◆ Stated exercise
Your task is to transcribe the data in full.

⁂

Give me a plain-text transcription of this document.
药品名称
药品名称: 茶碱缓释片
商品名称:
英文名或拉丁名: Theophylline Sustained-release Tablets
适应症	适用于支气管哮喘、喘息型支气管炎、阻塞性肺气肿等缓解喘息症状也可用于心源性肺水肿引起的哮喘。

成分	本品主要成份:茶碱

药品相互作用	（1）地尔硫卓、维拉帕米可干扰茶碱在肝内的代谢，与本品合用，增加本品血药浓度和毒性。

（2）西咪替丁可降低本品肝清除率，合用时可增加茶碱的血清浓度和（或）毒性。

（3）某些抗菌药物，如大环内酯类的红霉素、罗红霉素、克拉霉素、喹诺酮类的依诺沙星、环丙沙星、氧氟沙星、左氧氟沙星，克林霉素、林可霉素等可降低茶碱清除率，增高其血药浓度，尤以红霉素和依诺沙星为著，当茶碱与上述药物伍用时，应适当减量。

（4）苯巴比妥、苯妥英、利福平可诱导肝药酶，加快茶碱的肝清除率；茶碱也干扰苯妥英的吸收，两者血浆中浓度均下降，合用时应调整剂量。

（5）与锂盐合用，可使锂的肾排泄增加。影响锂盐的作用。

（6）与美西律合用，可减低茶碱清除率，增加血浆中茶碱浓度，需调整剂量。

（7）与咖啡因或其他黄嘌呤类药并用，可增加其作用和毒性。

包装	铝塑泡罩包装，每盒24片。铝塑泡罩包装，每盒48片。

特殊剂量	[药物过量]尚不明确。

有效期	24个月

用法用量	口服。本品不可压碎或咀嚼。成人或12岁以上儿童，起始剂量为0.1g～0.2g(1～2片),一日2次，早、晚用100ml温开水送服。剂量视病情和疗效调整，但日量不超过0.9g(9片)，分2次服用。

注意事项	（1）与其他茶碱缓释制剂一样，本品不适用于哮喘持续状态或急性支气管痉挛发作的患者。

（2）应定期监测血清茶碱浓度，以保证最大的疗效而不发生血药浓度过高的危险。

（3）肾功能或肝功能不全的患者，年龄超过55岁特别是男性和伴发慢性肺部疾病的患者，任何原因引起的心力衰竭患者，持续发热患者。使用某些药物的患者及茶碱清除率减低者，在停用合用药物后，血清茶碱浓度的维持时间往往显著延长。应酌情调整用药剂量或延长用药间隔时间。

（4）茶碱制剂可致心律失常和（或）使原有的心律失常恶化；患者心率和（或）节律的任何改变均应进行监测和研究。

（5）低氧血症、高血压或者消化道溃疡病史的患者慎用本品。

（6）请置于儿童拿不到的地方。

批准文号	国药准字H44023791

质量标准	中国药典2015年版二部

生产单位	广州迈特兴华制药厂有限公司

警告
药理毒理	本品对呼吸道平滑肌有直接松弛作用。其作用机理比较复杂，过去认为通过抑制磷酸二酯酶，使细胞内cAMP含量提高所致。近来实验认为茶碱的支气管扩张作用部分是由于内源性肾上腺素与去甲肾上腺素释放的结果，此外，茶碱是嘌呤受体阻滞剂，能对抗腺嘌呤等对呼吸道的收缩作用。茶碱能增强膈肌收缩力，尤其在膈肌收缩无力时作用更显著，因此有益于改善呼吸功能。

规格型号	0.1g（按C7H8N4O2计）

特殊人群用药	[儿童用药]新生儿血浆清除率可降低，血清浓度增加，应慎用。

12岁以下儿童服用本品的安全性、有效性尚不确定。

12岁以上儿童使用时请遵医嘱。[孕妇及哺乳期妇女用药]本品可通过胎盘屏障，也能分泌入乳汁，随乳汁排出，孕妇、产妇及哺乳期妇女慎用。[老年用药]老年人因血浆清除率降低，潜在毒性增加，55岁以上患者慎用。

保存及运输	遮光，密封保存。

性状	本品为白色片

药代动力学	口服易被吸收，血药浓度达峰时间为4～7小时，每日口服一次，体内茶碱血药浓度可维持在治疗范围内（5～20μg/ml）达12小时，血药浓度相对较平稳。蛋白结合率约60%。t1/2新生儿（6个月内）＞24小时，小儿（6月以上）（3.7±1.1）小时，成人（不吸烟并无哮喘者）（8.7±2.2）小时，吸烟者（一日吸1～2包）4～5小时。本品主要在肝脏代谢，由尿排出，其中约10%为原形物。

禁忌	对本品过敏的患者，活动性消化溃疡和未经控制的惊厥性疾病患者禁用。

⁂

◆ Reply to the task
Give me a plain-text transcription of this document.
药品名称
药品名称: 茶碱缓释片
商品名称:
英文名或拉丁名: Theophylline Sustained-release Tablets
适应症	适用于支气管哮喘、喘息型支气管炎、阻塞性肺气肿等缓解喘息症状也可用于心源性肺水肿引起的哮喘。

成分	本品主要成份:茶碱

药品相互作用	（1）地尔硫卓、维拉帕米可干扰茶碱在肝内的代谢，与本品合用，增加本品血药浓度和毒性。

（2）西咪替丁可降低本品肝清除率，合用时可增加茶碱的血清浓度和（或）毒性。

（3）某些抗菌药物，如大环内酯类的红霉素、罗红霉素、克拉霉素、喹诺酮类的依诺沙星、环丙沙星、氧氟沙星、左氧氟沙星，克林霉素、林可霉素等可降低茶碱清除率，增高其血药浓度，尤以红霉素和依诺沙星为著，当茶碱与上述药物伍用时，应适当减量。

（4）苯巴比妥、苯妥英、利福平可诱导肝药酶，加快茶碱的肝清除率；茶碱也干扰苯妥英的吸收，两者血浆中浓度均下降，合用时应调整剂量。

（5）与锂盐合用，可使锂的肾排泄增加。影响锂盐的作用。

（6）与美西律合用，可减低茶碱清除率，增加血浆中茶碱浓度，需调整剂量。

（7）与咖啡因或其他黄嘌呤类药并用，可增加其作用和毒性。

包装	铝塑泡罩包装，每盒24片。铝塑泡罩包装，每盒48片。

特殊剂量	[药物过量]尚不明确。

有效期	24个月

用法用量	口服。本品不可压碎或咀嚼。成人或12岁以上儿童，起始剂量为0.1g～0.2g(1～2片),一日2次，早、晚用100ml温开水送服。剂量视病情和疗效调整，但日量不超过0.9g(9片)，分2次服用。

注意事项	（1）与其他茶碱缓释制剂一样，本品不适用于哮喘持续状态或急性支气管痉挛发作的患者。

（2）应定期监测血清茶碱浓度，以保证最大的疗效而不发生血药浓度过高的危险。

（3）肾功能或肝功能不全的患者，年龄超过55岁特别是男性和伴发慢性肺部疾病的患者，任何原因引起的心力衰竭患者，持续发热患者。使用某些药物的患者及茶碱清除率减低者，在停用合用药物后，血清茶碱浓度的维持时间往往显著延长。应酌情调整用药剂量或延长用药间隔时间。

（4）茶碱制剂可致心律失常和（或）使原有的心律失常恶化；患者心率和（或）节律的任何改变均应进行监测和研究。

（5）低氧血症、高血压或者消化道溃疡病史的患者慎用本品。

（6）请置于儿童拿不到的地方。

批准文号	国药准字H44023791

质量标准	中国药典2015年版二部

生产单位	广州迈特兴华制药厂有限公司

警告
药理毒理	本品对呼吸道平滑肌有直接松弛作用。其作用机理比较复杂，过去认为通过抑制磷酸二酯酶，使细胞内cAMP含量提高所致。近来实验认为茶碱的支气管扩张作用部分是由于内源性肾上腺素与去甲肾上腺素释放的结果，此外，茶碱是嘌呤受体阻滞剂，能对抗腺嘌呤等对呼吸道的收缩作用。茶碱能增强膈肌收缩力，尤其在膈肌收缩无力时作用更显著，因此有益于改善呼吸功能。

规格型号	0.1g（按C7H8N4O2计）

特殊人群用药	[儿童用药]新生儿血浆清除率可降低，血清浓度增加，应慎用。

12岁以下儿童服用本品的安全性、有效性尚不确定。

12岁以上儿童使用时请遵医嘱。[孕妇及哺乳期妇女用药]本品可通过胎盘屏障，也能分泌入乳汁，随乳汁排出，孕妇、产妇及哺乳期妇女慎用。[老年用药]老年人因血浆清除率降低，潜在毒性增加，55岁以上患者慎用。

保存及运输	遮光，密封保存。

性状	本品为白色片

药代动力学	口服易被吸收，血药浓度达峰时间为4～7小时，每日口服一次，体内茶碱血药浓度可维持在治疗范围内（5～20μg/ml）达12小时，血药浓度相对较平稳。蛋白结合率约60%。t1/2新生儿（6个月内）＞24小时，小儿（6月以上）（3.7±1.1）小时，成人（不吸烟并无哮喘者）（8.7±2.2）小时，吸烟者（一日吸1～2包）4～5小时。本品主要在肝脏代谢，由尿排出，其中约10%为原形物。

禁忌	对本品过敏的患者，活动性消化溃疡和未经控制的惊厥性疾病患者禁用。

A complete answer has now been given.